[start of Source records]

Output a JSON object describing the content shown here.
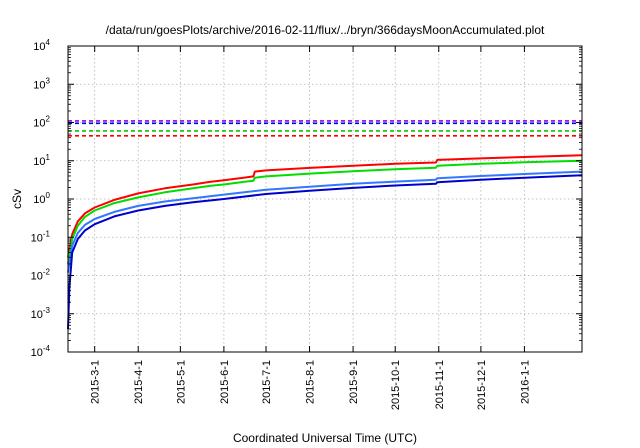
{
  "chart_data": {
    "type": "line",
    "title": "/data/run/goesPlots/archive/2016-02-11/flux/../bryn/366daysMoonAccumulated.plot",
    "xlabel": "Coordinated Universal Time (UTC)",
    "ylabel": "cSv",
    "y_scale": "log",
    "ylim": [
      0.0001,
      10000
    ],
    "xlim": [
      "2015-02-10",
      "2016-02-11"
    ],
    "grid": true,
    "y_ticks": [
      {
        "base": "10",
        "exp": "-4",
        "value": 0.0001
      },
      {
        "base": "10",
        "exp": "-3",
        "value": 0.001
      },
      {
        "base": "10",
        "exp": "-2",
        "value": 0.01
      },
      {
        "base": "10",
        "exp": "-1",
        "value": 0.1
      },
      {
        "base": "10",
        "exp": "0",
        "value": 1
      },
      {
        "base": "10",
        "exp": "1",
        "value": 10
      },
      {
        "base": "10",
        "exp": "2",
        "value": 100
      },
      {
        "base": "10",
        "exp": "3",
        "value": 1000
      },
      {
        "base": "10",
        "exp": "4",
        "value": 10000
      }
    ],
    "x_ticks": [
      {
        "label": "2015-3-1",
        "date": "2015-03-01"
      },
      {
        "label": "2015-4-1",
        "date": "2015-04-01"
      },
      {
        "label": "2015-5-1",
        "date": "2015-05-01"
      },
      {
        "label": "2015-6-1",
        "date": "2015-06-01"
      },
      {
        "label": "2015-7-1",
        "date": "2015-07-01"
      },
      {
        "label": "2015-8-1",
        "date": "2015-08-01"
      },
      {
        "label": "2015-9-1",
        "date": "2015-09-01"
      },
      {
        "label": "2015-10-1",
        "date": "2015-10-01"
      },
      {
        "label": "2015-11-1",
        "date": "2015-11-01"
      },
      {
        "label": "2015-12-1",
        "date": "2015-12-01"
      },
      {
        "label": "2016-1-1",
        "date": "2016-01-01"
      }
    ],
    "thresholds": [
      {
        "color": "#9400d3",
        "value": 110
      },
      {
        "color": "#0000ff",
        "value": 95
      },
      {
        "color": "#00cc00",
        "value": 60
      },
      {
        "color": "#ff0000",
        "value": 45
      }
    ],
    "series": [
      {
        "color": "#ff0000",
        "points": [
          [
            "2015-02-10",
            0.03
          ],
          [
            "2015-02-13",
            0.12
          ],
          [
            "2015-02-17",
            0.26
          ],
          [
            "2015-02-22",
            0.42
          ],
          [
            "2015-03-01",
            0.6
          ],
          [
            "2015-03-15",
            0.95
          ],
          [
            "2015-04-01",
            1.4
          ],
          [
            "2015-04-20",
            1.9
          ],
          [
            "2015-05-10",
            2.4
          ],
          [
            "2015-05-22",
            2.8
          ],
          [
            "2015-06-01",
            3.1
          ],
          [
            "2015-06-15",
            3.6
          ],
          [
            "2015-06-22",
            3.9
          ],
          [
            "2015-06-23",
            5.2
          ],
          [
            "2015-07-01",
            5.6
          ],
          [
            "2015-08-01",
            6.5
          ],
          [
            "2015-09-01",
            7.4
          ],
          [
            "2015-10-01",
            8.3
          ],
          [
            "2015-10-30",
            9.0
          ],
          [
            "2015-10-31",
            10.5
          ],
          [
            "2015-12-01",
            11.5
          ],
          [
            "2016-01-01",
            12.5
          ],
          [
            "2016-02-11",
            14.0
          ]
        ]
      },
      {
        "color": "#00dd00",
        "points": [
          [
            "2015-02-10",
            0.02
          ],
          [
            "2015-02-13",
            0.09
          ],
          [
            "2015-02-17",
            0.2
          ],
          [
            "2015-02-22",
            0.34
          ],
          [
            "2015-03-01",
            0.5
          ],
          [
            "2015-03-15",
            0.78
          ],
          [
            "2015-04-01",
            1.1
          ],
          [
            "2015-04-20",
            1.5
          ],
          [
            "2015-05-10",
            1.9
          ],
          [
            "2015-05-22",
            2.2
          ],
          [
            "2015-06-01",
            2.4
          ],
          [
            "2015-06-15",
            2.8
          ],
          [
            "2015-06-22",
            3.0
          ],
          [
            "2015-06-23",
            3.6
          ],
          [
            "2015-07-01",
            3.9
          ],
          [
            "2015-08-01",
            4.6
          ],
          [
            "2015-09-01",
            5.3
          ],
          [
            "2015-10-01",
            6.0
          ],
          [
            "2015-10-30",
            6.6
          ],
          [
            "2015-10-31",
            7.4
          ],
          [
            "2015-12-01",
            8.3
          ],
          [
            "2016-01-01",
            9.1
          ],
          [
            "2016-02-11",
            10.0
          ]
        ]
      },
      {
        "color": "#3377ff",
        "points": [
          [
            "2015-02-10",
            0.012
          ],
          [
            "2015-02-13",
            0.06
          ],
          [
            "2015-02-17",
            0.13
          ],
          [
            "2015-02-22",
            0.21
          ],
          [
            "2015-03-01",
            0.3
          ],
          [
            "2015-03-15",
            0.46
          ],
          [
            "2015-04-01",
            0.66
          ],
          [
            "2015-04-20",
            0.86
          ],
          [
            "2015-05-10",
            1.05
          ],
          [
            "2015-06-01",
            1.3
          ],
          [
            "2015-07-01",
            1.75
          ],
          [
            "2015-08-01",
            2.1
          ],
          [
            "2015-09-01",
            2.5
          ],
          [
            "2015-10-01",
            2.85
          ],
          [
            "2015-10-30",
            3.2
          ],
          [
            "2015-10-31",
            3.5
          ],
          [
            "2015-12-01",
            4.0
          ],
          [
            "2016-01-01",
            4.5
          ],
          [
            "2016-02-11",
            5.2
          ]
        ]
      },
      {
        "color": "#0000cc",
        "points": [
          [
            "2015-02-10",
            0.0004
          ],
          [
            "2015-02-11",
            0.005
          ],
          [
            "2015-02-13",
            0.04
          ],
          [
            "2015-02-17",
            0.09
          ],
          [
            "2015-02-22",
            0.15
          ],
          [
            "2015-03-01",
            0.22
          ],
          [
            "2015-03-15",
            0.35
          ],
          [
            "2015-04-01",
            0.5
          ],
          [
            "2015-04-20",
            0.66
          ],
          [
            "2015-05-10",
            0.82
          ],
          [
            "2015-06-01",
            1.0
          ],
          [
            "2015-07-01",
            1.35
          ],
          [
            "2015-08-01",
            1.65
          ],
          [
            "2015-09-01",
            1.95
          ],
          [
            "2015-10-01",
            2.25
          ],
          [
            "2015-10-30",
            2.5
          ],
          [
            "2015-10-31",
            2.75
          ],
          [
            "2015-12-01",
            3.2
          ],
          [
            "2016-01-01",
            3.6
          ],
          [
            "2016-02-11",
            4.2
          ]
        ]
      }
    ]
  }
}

[end of Source records]

* _Stated task_: Pictures in the data above should not be copied; transcribe everything else exactly.

* _Correct response_:
Output a JSON object describing the content shown here.
{
  "chart_data": {
    "type": "line",
    "title": "/data/run/goesPlots/archive/2016-02-11/flux/../bryn/366daysMoonAccumulated.plot",
    "xlabel": "Coordinated Universal Time (UTC)",
    "ylabel": "cSv",
    "y_scale": "log",
    "ylim": [
      0.0001,
      10000
    ],
    "xlim": [
      "2015-02-10",
      "2016-02-11"
    ],
    "grid": true,
    "y_ticks": [
      {
        "base": "10",
        "exp": "-4",
        "value": 0.0001
      },
      {
        "base": "10",
        "exp": "-3",
        "value": 0.001
      },
      {
        "base": "10",
        "exp": "-2",
        "value": 0.01
      },
      {
        "base": "10",
        "exp": "-1",
        "value": 0.1
      },
      {
        "base": "10",
        "exp": "0",
        "value": 1
      },
      {
        "base": "10",
        "exp": "1",
        "value": 10
      },
      {
        "base": "10",
        "exp": "2",
        "value": 100
      },
      {
        "base": "10",
        "exp": "3",
        "value": 1000
      },
      {
        "base": "10",
        "exp": "4",
        "value": 10000
      }
    ],
    "x_ticks": [
      {
        "label": "2015-3-1",
        "date": "2015-03-01"
      },
      {
        "label": "2015-4-1",
        "date": "2015-04-01"
      },
      {
        "label": "2015-5-1",
        "date": "2015-05-01"
      },
      {
        "label": "2015-6-1",
        "date": "2015-06-01"
      },
      {
        "label": "2015-7-1",
        "date": "2015-07-01"
      },
      {
        "label": "2015-8-1",
        "date": "2015-08-01"
      },
      {
        "label": "2015-9-1",
        "date": "2015-09-01"
      },
      {
        "label": "2015-10-1",
        "date": "2015-10-01"
      },
      {
        "label": "2015-11-1",
        "date": "2015-11-01"
      },
      {
        "label": "2015-12-1",
        "date": "2015-12-01"
      },
      {
        "label": "2016-1-1",
        "date": "2016-01-01"
      }
    ],
    "thresholds": [
      {
        "color": "#9400d3",
        "value": 110
      },
      {
        "color": "#0000ff",
        "value": 95
      },
      {
        "color": "#00cc00",
        "value": 60
      },
      {
        "color": "#ff0000",
        "value": 45
      }
    ],
    "series": [
      {
        "color": "#ff0000",
        "points": [
          [
            "2015-02-10",
            0.03
          ],
          [
            "2015-02-13",
            0.12
          ],
          [
            "2015-02-17",
            0.26
          ],
          [
            "2015-02-22",
            0.42
          ],
          [
            "2015-03-01",
            0.6
          ],
          [
            "2015-03-15",
            0.95
          ],
          [
            "2015-04-01",
            1.4
          ],
          [
            "2015-04-20",
            1.9
          ],
          [
            "2015-05-10",
            2.4
          ],
          [
            "2015-05-22",
            2.8
          ],
          [
            "2015-06-01",
            3.1
          ],
          [
            "2015-06-15",
            3.6
          ],
          [
            "2015-06-22",
            3.9
          ],
          [
            "2015-06-23",
            5.2
          ],
          [
            "2015-07-01",
            5.6
          ],
          [
            "2015-08-01",
            6.5
          ],
          [
            "2015-09-01",
            7.4
          ],
          [
            "2015-10-01",
            8.3
          ],
          [
            "2015-10-30",
            9.0
          ],
          [
            "2015-10-31",
            10.5
          ],
          [
            "2015-12-01",
            11.5
          ],
          [
            "2016-01-01",
            12.5
          ],
          [
            "2016-02-11",
            14.0
          ]
        ]
      },
      {
        "color": "#00dd00",
        "points": [
          [
            "2015-02-10",
            0.02
          ],
          [
            "2015-02-13",
            0.09
          ],
          [
            "2015-02-17",
            0.2
          ],
          [
            "2015-02-22",
            0.34
          ],
          [
            "2015-03-01",
            0.5
          ],
          [
            "2015-03-15",
            0.78
          ],
          [
            "2015-04-01",
            1.1
          ],
          [
            "2015-04-20",
            1.5
          ],
          [
            "2015-05-10",
            1.9
          ],
          [
            "2015-05-22",
            2.2
          ],
          [
            "2015-06-01",
            2.4
          ],
          [
            "2015-06-15",
            2.8
          ],
          [
            "2015-06-22",
            3.0
          ],
          [
            "2015-06-23",
            3.6
          ],
          [
            "2015-07-01",
            3.9
          ],
          [
            "2015-08-01",
            4.6
          ],
          [
            "2015-09-01",
            5.3
          ],
          [
            "2015-10-01",
            6.0
          ],
          [
            "2015-10-30",
            6.6
          ],
          [
            "2015-10-31",
            7.4
          ],
          [
            "2015-12-01",
            8.3
          ],
          [
            "2016-01-01",
            9.1
          ],
          [
            "2016-02-11",
            10.0
          ]
        ]
      },
      {
        "color": "#3377ff",
        "points": [
          [
            "2015-02-10",
            0.012
          ],
          [
            "2015-02-13",
            0.06
          ],
          [
            "2015-02-17",
            0.13
          ],
          [
            "2015-02-22",
            0.21
          ],
          [
            "2015-03-01",
            0.3
          ],
          [
            "2015-03-15",
            0.46
          ],
          [
            "2015-04-01",
            0.66
          ],
          [
            "2015-04-20",
            0.86
          ],
          [
            "2015-05-10",
            1.05
          ],
          [
            "2015-06-01",
            1.3
          ],
          [
            "2015-07-01",
            1.75
          ],
          [
            "2015-08-01",
            2.1
          ],
          [
            "2015-09-01",
            2.5
          ],
          [
            "2015-10-01",
            2.85
          ],
          [
            "2015-10-30",
            3.2
          ],
          [
            "2015-10-31",
            3.5
          ],
          [
            "2015-12-01",
            4.0
          ],
          [
            "2016-01-01",
            4.5
          ],
          [
            "2016-02-11",
            5.2
          ]
        ]
      },
      {
        "color": "#0000cc",
        "points": [
          [
            "2015-02-10",
            0.0004
          ],
          [
            "2015-02-11",
            0.005
          ],
          [
            "2015-02-13",
            0.04
          ],
          [
            "2015-02-17",
            0.09
          ],
          [
            "2015-02-22",
            0.15
          ],
          [
            "2015-03-01",
            0.22
          ],
          [
            "2015-03-15",
            0.35
          ],
          [
            "2015-04-01",
            0.5
          ],
          [
            "2015-04-20",
            0.66
          ],
          [
            "2015-05-10",
            0.82
          ],
          [
            "2015-06-01",
            1.0
          ],
          [
            "2015-07-01",
            1.35
          ],
          [
            "2015-08-01",
            1.65
          ],
          [
            "2015-09-01",
            1.95
          ],
          [
            "2015-10-01",
            2.25
          ],
          [
            "2015-10-30",
            2.5
          ],
          [
            "2015-10-31",
            2.75
          ],
          [
            "2015-12-01",
            3.2
          ],
          [
            "2016-01-01",
            3.6
          ],
          [
            "2016-02-11",
            4.2
          ]
        ]
      }
    ]
  }
}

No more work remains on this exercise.